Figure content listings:
-- begin --

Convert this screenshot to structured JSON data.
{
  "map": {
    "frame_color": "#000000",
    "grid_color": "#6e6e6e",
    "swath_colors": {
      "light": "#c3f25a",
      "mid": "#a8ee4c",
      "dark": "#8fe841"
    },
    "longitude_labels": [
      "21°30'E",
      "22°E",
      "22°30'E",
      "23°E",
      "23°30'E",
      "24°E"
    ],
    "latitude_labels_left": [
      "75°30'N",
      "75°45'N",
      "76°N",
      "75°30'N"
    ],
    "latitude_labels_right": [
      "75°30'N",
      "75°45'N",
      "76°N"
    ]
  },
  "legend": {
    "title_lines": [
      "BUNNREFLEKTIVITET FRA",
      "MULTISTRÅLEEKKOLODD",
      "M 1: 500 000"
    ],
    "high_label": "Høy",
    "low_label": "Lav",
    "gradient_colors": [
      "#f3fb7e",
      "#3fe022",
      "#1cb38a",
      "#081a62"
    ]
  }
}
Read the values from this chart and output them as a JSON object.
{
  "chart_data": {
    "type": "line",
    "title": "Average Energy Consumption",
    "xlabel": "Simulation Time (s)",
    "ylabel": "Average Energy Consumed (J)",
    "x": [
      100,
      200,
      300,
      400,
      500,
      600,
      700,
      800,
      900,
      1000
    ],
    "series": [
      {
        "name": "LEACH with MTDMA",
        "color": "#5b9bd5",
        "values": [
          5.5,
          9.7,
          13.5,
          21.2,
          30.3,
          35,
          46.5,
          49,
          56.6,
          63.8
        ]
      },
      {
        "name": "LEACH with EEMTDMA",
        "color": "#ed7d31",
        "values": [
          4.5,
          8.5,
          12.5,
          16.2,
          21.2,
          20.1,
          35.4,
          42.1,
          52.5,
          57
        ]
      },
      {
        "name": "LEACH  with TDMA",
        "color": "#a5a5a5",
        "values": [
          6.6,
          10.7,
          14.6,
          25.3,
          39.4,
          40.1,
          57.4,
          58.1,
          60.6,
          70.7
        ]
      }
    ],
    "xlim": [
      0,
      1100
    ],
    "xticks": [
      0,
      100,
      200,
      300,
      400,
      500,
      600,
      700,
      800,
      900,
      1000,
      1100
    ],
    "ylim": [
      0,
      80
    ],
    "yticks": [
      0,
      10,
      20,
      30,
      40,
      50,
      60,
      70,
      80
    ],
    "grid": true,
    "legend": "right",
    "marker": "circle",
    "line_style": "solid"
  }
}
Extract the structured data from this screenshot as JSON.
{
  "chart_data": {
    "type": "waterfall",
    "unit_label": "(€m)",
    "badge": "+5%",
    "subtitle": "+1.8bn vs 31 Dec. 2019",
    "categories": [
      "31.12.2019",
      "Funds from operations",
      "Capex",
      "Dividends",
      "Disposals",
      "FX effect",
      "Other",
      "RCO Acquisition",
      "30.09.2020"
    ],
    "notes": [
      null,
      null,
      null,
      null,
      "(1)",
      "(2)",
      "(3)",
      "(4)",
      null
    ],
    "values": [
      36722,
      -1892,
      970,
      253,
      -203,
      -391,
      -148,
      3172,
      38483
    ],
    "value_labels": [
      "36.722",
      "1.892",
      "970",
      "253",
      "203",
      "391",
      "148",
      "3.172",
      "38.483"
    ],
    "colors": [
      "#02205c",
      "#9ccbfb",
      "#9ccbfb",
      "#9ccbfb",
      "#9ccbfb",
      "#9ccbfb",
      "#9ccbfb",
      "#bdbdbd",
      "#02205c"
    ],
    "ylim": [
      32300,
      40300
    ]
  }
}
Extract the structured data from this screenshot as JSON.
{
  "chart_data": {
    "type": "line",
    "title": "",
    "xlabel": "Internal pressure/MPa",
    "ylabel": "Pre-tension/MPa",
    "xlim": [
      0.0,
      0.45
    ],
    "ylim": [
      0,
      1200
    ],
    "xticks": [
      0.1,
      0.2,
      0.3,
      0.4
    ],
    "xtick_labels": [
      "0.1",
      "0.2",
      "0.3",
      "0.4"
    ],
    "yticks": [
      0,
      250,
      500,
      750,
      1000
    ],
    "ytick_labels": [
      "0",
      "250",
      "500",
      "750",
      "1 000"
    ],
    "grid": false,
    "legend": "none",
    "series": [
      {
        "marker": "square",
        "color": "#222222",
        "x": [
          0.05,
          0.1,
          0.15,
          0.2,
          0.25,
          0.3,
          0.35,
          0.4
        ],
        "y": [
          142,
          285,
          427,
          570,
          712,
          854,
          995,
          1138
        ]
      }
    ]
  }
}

-- end --

Required work: Copy out the data shown above without altering anything.

Written answer:
Convert this screenshot to structured JSON data.
{
  "map": {
    "frame_color": "#000000",
    "grid_color": "#6e6e6e",
    "swath_colors": {
      "light": "#c3f25a",
      "mid": "#a8ee4c",
      "dark": "#8fe841"
    },
    "longitude_labels": [
      "21°30'E",
      "22°E",
      "22°30'E",
      "23°E",
      "23°30'E",
      "24°E"
    ],
    "latitude_labels_left": [
      "75°30'N",
      "75°45'N",
      "76°N",
      "75°30'N"
    ],
    "latitude_labels_right": [
      "75°30'N",
      "75°45'N",
      "76°N"
    ]
  },
  "legend": {
    "title_lines": [
      "BUNNREFLEKTIVITET FRA",
      "MULTISTRÅLEEKKOLODD",
      "M 1: 500 000"
    ],
    "high_label": "Høy",
    "low_label": "Lav",
    "gradient_colors": [
      "#f3fb7e",
      "#3fe022",
      "#1cb38a",
      "#081a62"
    ]
  }
}
Read the values from this chart and output them as a JSON object.
{
  "chart_data": {
    "type": "line",
    "title": "Average Energy Consumption",
    "xlabel": "Simulation Time (s)",
    "ylabel": "Average Energy Consumed (J)",
    "x": [
      100,
      200,
      300,
      400,
      500,
      600,
      700,
      800,
      900,
      1000
    ],
    "series": [
      {
        "name": "LEACH with MTDMA",
        "color": "#5b9bd5",
        "values": [
          5.5,
          9.7,
          13.5,
          21.2,
          30.3,
          35,
          46.5,
          49,
          56.6,
          63.8
        ]
      },
      {
        "name": "LEACH with EEMTDMA",
        "color": "#ed7d31",
        "values": [
          4.5,
          8.5,
          12.5,
          16.2,
          21.2,
          20.1,
          35.4,
          42.1,
          52.5,
          57
        ]
      },
      {
        "name": "LEACH  with TDMA",
        "color": "#a5a5a5",
        "values": [
          6.6,
          10.7,
          14.6,
          25.3,
          39.4,
          40.1,
          57.4,
          58.1,
          60.6,
          70.7
        ]
      }
    ],
    "xlim": [
      0,
      1100
    ],
    "xticks": [
      0,
      100,
      200,
      300,
      400,
      500,
      600,
      700,
      800,
      900,
      1000,
      1100
    ],
    "ylim": [
      0,
      80
    ],
    "yticks": [
      0,
      10,
      20,
      30,
      40,
      50,
      60,
      70,
      80
    ],
    "grid": true,
    "legend": "right",
    "marker": "circle",
    "line_style": "solid"
  }
}
Extract the structured data from this screenshot as JSON.
{
  "chart_data": {
    "type": "waterfall",
    "unit_label": "(€m)",
    "badge": "+5%",
    "subtitle": "+1.8bn vs 31 Dec. 2019",
    "categories": [
      "31.12.2019",
      "Funds from operations",
      "Capex",
      "Dividends",
      "Disposals",
      "FX effect",
      "Other",
      "RCO Acquisition",
      "30.09.2020"
    ],
    "notes": [
      null,
      null,
      null,
      null,
      "(1)",
      "(2)",
      "(3)",
      "(4)",
      null
    ],
    "values": [
      36722,
      -1892,
      970,
      253,
      -203,
      -391,
      -148,
      3172,
      38483
    ],
    "value_labels": [
      "36.722",
      "1.892",
      "970",
      "253",
      "203",
      "391",
      "148",
      "3.172",
      "38.483"
    ],
    "colors": [
      "#02205c",
      "#9ccbfb",
      "#9ccbfb",
      "#9ccbfb",
      "#9ccbfb",
      "#9ccbfb",
      "#9ccbfb",
      "#bdbdbd",
      "#02205c"
    ],
    "ylim": [
      32300,
      40300
    ]
  }
}
Extract the structured data from this screenshot as JSON.
{
  "chart_data": {
    "type": "line",
    "title": "",
    "xlabel": "Internal pressure/MPa",
    "ylabel": "Pre-tension/MPa",
    "xlim": [
      0.0,
      0.45
    ],
    "ylim": [
      0,
      1200
    ],
    "xticks": [
      0.1,
      0.2,
      0.3,
      0.4
    ],
    "xtick_labels": [
      "0.1",
      "0.2",
      "0.3",
      "0.4"
    ],
    "yticks": [
      0,
      250,
      500,
      750,
      1000
    ],
    "ytick_labels": [
      "0",
      "250",
      "500",
      "750",
      "1 000"
    ],
    "grid": false,
    "legend": "none",
    "series": [
      {
        "marker": "square",
        "color": "#222222",
        "x": [
          0.05,
          0.1,
          0.15,
          0.2,
          0.25,
          0.3,
          0.35,
          0.4
        ],
        "y": [
          142,
          285,
          427,
          570,
          712,
          854,
          995,
          1138
        ]
      }
    ]
  }
}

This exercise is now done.